**** AVAILABLE RECORDS ****
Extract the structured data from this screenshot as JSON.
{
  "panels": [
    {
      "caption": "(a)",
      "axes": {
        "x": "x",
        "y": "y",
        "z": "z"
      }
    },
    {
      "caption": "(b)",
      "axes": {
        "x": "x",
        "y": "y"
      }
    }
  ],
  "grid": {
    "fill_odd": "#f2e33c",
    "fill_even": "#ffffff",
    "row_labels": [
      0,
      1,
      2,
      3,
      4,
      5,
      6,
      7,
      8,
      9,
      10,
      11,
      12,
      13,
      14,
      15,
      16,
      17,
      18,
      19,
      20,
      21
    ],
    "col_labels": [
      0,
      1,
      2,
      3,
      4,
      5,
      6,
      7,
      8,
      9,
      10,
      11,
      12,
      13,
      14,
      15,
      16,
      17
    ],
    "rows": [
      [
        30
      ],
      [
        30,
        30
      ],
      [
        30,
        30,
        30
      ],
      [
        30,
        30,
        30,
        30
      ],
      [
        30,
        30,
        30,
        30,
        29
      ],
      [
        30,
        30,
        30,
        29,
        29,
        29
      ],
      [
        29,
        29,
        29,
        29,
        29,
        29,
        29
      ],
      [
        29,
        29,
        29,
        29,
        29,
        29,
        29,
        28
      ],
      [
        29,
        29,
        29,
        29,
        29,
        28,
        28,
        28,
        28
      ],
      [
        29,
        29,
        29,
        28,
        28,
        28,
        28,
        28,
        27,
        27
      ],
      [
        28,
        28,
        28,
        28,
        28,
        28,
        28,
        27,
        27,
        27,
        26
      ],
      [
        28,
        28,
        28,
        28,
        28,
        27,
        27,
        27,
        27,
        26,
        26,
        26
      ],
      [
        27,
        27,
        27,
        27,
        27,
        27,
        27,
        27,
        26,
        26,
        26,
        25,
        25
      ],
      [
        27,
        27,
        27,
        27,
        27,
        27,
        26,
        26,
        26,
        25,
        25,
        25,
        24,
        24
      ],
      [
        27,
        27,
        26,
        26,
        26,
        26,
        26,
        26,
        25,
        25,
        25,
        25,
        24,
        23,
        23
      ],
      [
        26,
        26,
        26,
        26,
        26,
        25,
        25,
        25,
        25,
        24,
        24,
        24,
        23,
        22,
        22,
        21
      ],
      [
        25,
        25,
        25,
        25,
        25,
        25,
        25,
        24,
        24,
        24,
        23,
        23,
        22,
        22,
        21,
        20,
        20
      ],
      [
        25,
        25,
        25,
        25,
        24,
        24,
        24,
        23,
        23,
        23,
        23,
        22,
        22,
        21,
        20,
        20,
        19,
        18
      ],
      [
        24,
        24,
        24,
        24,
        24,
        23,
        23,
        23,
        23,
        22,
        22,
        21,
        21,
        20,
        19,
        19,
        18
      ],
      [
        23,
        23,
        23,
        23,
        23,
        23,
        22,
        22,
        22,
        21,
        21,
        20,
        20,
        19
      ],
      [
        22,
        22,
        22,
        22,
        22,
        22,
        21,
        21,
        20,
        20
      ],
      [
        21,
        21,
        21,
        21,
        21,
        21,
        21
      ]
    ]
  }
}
****
Take the listing above and set it down exactly.

Extract the structured data from this screenshot as JSON.
{
  "panels": [
    {
      "caption": "(a)",
      "axes": {
        "x": "x",
        "y": "y",
        "z": "z"
      }
    },
    {
      "caption": "(b)",
      "axes": {
        "x": "x",
        "y": "y"
      }
    }
  ],
  "grid": {
    "fill_odd": "#f2e33c",
    "fill_even": "#ffffff",
    "row_labels": [
      0,
      1,
      2,
      3,
      4,
      5,
      6,
      7,
      8,
      9,
      10,
      11,
      12,
      13,
      14,
      15,
      16,
      17,
      18,
      19,
      20,
      21
    ],
    "col_labels": [
      0,
      1,
      2,
      3,
      4,
      5,
      6,
      7,
      8,
      9,
      10,
      11,
      12,
      13,
      14,
      15,
      16,
      17
    ],
    "rows": [
      [
        30
      ],
      [
        30,
        30
      ],
      [
        30,
        30,
        30
      ],
      [
        30,
        30,
        30,
        30
      ],
      [
        30,
        30,
        30,
        30,
        29
      ],
      [
        30,
        30,
        30,
        29,
        29,
        29
      ],
      [
        29,
        29,
        29,
        29,
        29,
        29,
        29
      ],
      [
        29,
        29,
        29,
        29,
        29,
        29,
        29,
        28
      ],
      [
        29,
        29,
        29,
        29,
        29,
        28,
        28,
        28,
        28
      ],
      [
        29,
        29,
        29,
        28,
        28,
        28,
        28,
        28,
        27,
        27
      ],
      [
        28,
        28,
        28,
        28,
        28,
        28,
        28,
        27,
        27,
        27,
        26
      ],
      [
        28,
        28,
        28,
        28,
        28,
        27,
        27,
        27,
        27,
        26,
        26,
        26
      ],
      [
        27,
        27,
        27,
        27,
        27,
        27,
        27,
        27,
        26,
        26,
        26,
        25,
        25
      ],
      [
        27,
        27,
        27,
        27,
        27,
        27,
        26,
        26,
        26,
        25,
        25,
        25,
        24,
        24
      ],
      [
        27,
        27,
        26,
        26,
        26,
        26,
        26,
        26,
        25,
        25,
        25,
        25,
        24,
        23,
        23
      ],
      [
        26,
        26,
        26,
        26,
        26,
        25,
        25,
        25,
        25,
        24,
        24,
        24,
        23,
        22,
        22,
        21
      ],
      [
        25,
        25,
        25,
        25,
        25,
        25,
        25,
        24,
        24,
        24,
        23,
        23,
        22,
        22,
        21,
        20,
        20
      ],
      [
        25,
        25,
        25,
        25,
        24,
        24,
        24,
        23,
        23,
        23,
        23,
        22,
        22,
        21,
        20,
        20,
        19,
        18
      ],
      [
        24,
        24,
        24,
        24,
        24,
        23,
        23,
        23,
        23,
        22,
        22,
        21,
        21,
        20,
        19,
        19,
        18
      ],
      [
        23,
        23,
        23,
        23,
        23,
        23,
        22,
        22,
        22,
        21,
        21,
        20,
        20,
        19
      ],
      [
        22,
        22,
        22,
        22,
        22,
        22,
        21,
        21,
        20,
        20
      ],
      [
        21,
        21,
        21,
        21,
        21,
        21,
        21
      ]
    ]
  }
}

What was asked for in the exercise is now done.